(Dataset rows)
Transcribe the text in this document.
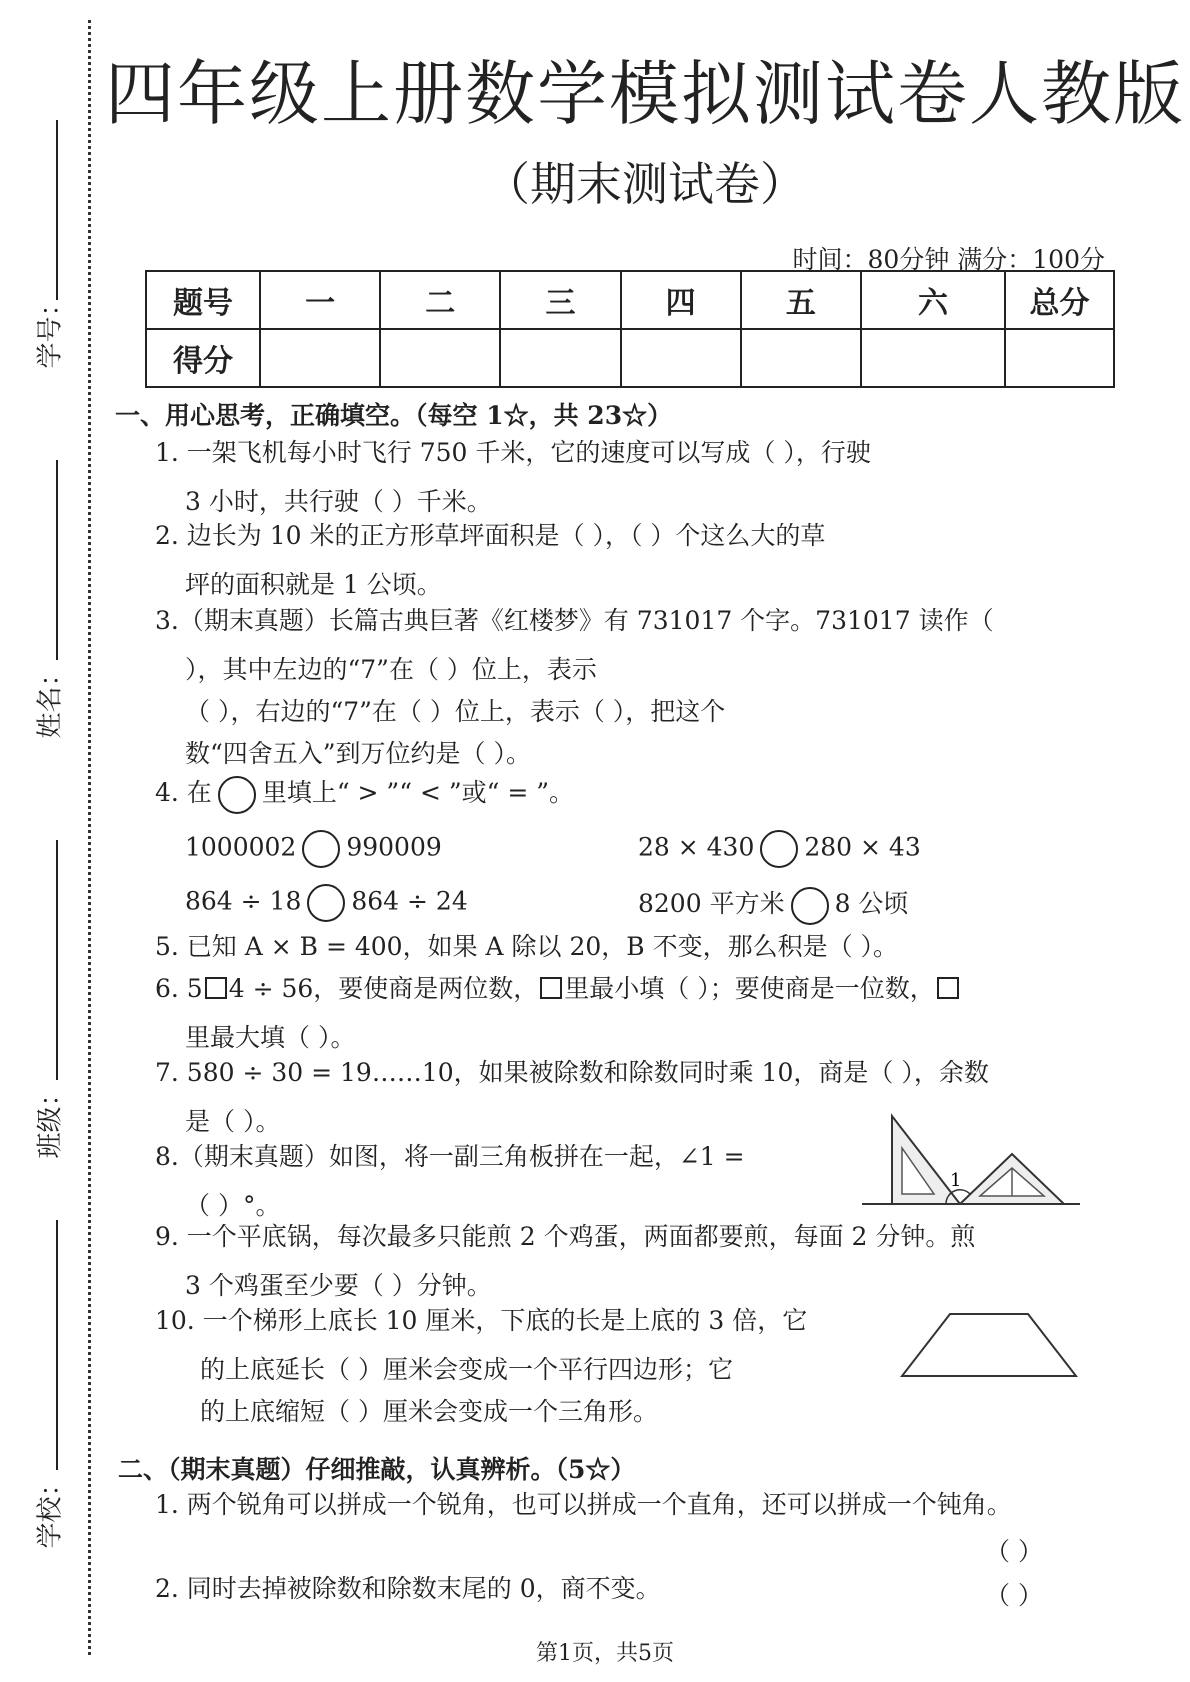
学号：
姓名：
班级：
学校：
四年级上册数学模拟测试卷人教版
（期末测试卷）
时间：80分钟 满分：100分
题号	一	二	三	四	五	六	总分
得分							
一、用心思考，正确填空。（每空 1☆，共 23☆）
1. 一架飞机每小时飞行 750 千米，它的速度可以写成（ ），行驶
3 小时，共行驶（ ）千米。
2. 边长为 10 米的正方形草坪面积是（ ），（ ）个这么大的草
坪的面积就是 1 公顷。
3.（期末真题）长篇古典巨著《红楼梦》有 731017 个字。731017 读作（
），其中左边的“7”在（ ）位上，表示
（ ），右边的“7”在（ ）位上，表示（ ），把这个
数“四舍五入”到万位约是（ ）。
4. 在 里填上“ > ”“ < ”或“ = ”。
1000002 990009	28 × 430 280 × 43
864 ÷ 18 864 ÷ 24	8200 平方米 8 公顷
5. 已知 A × B = 400，如果 A 除以 20，B 不变，那么积是（ ）。
6. 5 4 ÷ 56，要使商是两位数， 里最小填（ ）；要使商是一位数，
里最大填（ ）。
7. 580 ÷ 30 = 19……10，如果被除数和除数同时乘 10，商是（ ），余数
是（ ）。
8.（期末真题）如图，将一副三角板拼在一起，∠1 =
（ ）°。
1
9. 一个平底锅，每次最多只能煎 2 个鸡蛋，两面都要煎，每面 2 分钟。煎
3 个鸡蛋至少要（ ）分钟。
10. 一个梯形上底长 10 厘米，下底的长是上底的 3 倍，它
的上底延长（ ）厘米会变成一个平行四边形；它
的上底缩短（ ）厘米会变成一个三角形。
二、（期末真题）仔细推敲，认真辨析。（5☆）
1. 两个锐角可以拼成一个锐角，也可以拼成一个直角，还可以拼成一个钝角。
（ ）
2. 同时去掉被除数和除数末尾的 0，商不变。	（ ）
第1页，共5页
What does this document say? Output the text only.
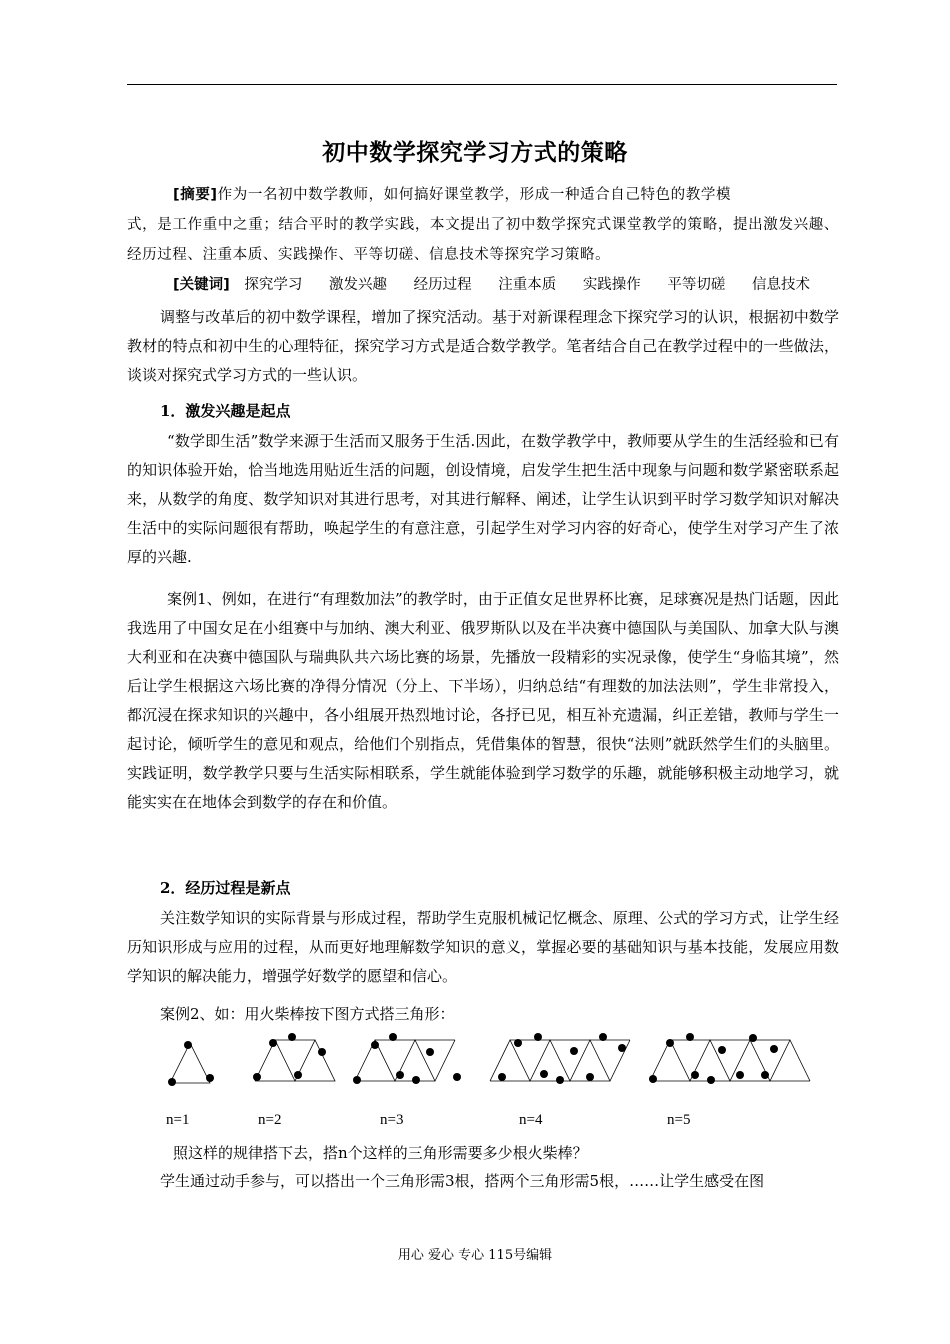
初中数学探究学习方式的策略
[摘要]作为一名初中数学教师，如何搞好课堂教学，形成一种适合自己特色的教学模
式，是工作重中之重；结合平时的教学实践，本文提出了初中数学探究式课堂教学的策略，提出激发兴趣、经历过程、注重本质、实践操作、平等切磋、信息技术等探究学习策略。
[关键词] 探究学习 激发兴趣 经历过程 注重本质 实践操作 平等切磋 信息技术
调整与改革后的初中数学课程，增加了探究活动。基于对新课程理念下探究学习的认识，根据初中数学教材的特点和初中生的心理特征，探究学习方式是适合数学教学。笔者结合自己在教学过程中的一些做法，谈谈对探究式学习方式的一些认识。
1．激发兴趣是起点
“数学即生活”数学来源于生活而又服务于生活.因此，在数学教学中，教师要从学生的生活经验和已有的知识体验开始，恰当地选用贴近生活的问题，创设情境，启发学生把生活中现象与问题和数学紧密联系起来，从数学的角度、数学知识对其进行思考，对其进行解释、阐述，让学生认识到平时学习数学知识对解决生活中的实际问题很有帮助，唤起学生的有意注意，引起学生对学习内容的好奇心，使学生对学习产生了浓厚的兴趣.
案例1、例如，在进行“有理数加法”的教学时，由于正值女足世界杯比赛，足球赛况是热门话题，因此我选用了中国女足在小组赛中与加纳、澳大利亚、俄罗斯队以及在半决赛中德国队与美国队、加拿大队与澳大利亚和在决赛中德国队与瑞典队共六场比赛的场景，先播放一段精彩的实况录像，使学生“身临其境”，然后让学生根据这六场比赛的净得分情况（分上、下半场），归纳总结“有理数的加法法则”，学生非常投入，都沉浸在探求知识的兴趣中，各小组展开热烈地讨论，各抒已见，相互补充遗漏，纠正差错，教师与学生一起讨论，倾听学生的意见和观点，给他们个别指点，凭借集体的智慧，很快“法则”就跃然学生们的头脑里。实践证明，数学教学只要与生活实际相联系，学生就能体验到学习数学的乐趣，就能够积极主动地学习，就能实实在在地体会到数学的存在和价值。
2．经历过程是新点
关注数学知识的实际背景与形成过程，帮助学生克服机械记忆概念、原理、公式的学习方式，让学生经历知识形成与应用的过程，从而更好地理解数学知识的意义，掌握必要的基础知识与基本技能，发展应用数学知识的解决能力，增强学好数学的愿望和信心。
案例2、如：用火柴棒按下图方式搭三角形：
n=1	n=2	n=3	n=4	n=5
照这样的规律搭下去，搭n个这样的三角形需要多少根火柴棒？
学生通过动手参与，可以搭出一个三角形需3根，搭两个三角形需5根，……让学生感受在图
用心 爱心 专心 115号编辑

Exercise details: Locate the word "期末真题" in the data above. Copy every line carrying it.

Task answer:
3.（期末真题）长篇古典巨著《红楼梦》有 731017 个字。731017 读作（
8.（期末真题）如图，将一副三角板拼在一起，∠1 =
二、（期末真题）仔细推敲，认真辨析。（5☆）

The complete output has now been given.